**What to produce:**
Identify all lines below that hold "JSON" and collect them.

**Materials provided:**
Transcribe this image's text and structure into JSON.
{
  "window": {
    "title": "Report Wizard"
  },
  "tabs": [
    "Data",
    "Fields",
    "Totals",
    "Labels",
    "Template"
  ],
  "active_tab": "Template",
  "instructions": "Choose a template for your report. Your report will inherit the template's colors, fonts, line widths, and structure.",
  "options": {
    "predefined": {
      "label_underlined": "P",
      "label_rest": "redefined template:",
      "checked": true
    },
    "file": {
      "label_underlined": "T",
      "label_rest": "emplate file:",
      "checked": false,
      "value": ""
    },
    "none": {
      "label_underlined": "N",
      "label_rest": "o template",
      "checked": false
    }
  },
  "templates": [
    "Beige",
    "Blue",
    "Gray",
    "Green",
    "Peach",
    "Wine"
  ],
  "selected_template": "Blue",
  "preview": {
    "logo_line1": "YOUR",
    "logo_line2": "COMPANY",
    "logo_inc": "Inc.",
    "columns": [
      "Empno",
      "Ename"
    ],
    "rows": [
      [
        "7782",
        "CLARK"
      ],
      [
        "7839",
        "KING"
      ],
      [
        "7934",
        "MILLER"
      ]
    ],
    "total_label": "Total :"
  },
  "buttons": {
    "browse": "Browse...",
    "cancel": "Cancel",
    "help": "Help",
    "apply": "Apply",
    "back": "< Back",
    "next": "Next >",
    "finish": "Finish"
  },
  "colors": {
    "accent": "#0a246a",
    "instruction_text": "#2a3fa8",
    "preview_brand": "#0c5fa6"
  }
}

---

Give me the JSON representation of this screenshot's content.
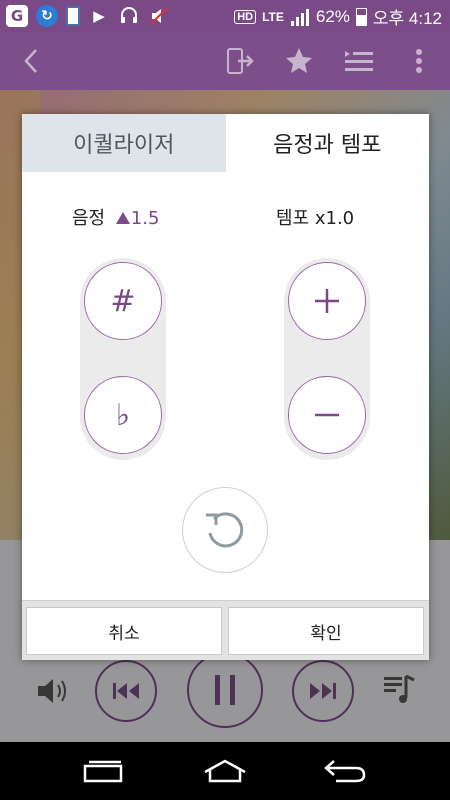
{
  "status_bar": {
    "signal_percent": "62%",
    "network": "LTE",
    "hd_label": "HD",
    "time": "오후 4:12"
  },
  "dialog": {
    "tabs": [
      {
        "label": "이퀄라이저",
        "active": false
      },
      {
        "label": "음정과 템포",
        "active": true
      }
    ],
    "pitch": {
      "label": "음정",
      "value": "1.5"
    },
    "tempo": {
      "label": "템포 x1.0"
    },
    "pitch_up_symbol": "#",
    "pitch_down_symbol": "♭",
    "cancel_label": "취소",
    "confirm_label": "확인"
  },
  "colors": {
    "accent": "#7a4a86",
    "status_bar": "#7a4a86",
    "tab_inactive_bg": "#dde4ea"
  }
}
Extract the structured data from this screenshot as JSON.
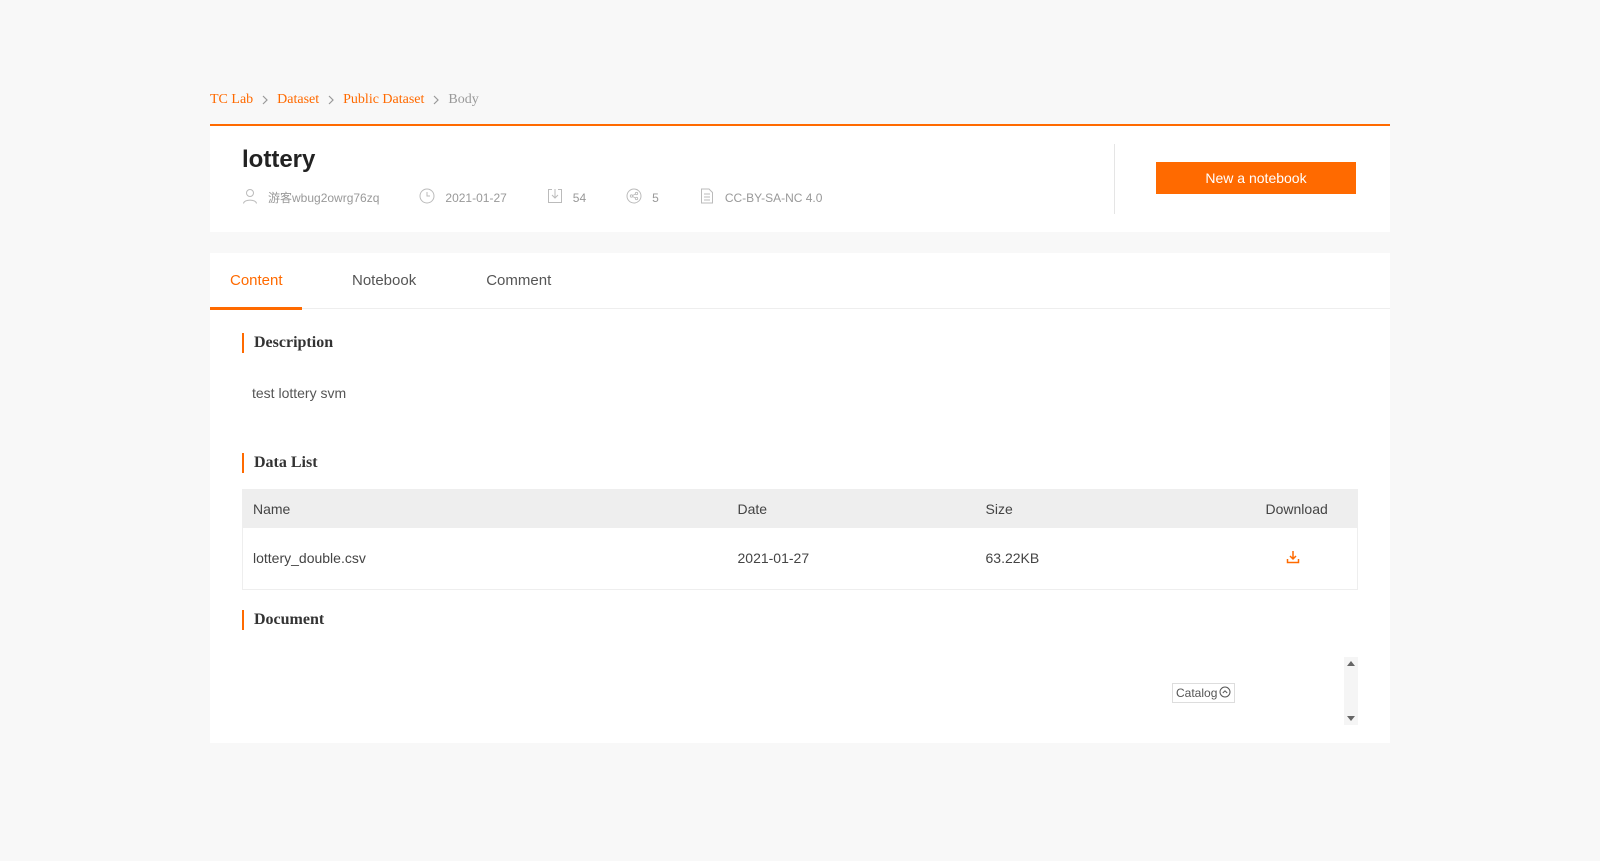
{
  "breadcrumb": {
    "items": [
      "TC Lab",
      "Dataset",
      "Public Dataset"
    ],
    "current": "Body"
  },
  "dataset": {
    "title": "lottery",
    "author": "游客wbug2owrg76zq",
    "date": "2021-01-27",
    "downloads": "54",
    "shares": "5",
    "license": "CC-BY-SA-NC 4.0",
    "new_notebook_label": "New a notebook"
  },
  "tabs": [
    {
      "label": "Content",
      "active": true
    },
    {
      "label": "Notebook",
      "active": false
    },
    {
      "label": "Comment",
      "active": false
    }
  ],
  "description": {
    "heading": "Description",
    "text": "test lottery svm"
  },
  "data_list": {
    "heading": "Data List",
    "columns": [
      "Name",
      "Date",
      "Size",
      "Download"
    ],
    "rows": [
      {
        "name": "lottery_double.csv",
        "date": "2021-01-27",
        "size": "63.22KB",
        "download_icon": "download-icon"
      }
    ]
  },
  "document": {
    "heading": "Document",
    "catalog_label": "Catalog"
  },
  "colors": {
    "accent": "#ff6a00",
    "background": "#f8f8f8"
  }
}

==

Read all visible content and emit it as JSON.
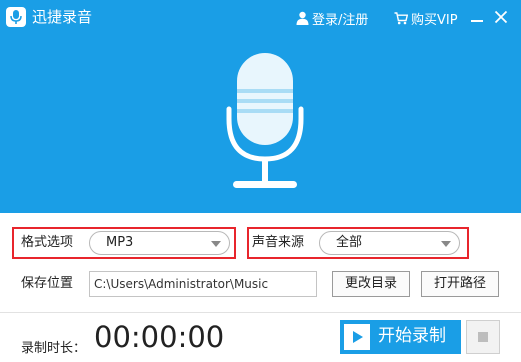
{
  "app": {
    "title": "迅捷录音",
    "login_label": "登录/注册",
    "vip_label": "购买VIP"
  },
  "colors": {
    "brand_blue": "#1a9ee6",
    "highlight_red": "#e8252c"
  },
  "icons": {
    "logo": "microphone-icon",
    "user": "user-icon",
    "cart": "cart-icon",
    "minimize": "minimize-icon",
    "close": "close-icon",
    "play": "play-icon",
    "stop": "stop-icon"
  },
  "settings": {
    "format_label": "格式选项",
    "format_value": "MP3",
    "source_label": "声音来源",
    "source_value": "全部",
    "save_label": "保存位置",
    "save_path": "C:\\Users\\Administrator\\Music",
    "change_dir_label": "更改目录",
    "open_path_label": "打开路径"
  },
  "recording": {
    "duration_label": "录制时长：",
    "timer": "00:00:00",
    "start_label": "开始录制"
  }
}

**Task output:**
Transcribe this image's text and structure into JSON.
Give me the JSON representation of this screenshot's content.
Extract the structured data from this screenshot as JSON.
Read all visible content and emit it as JSON.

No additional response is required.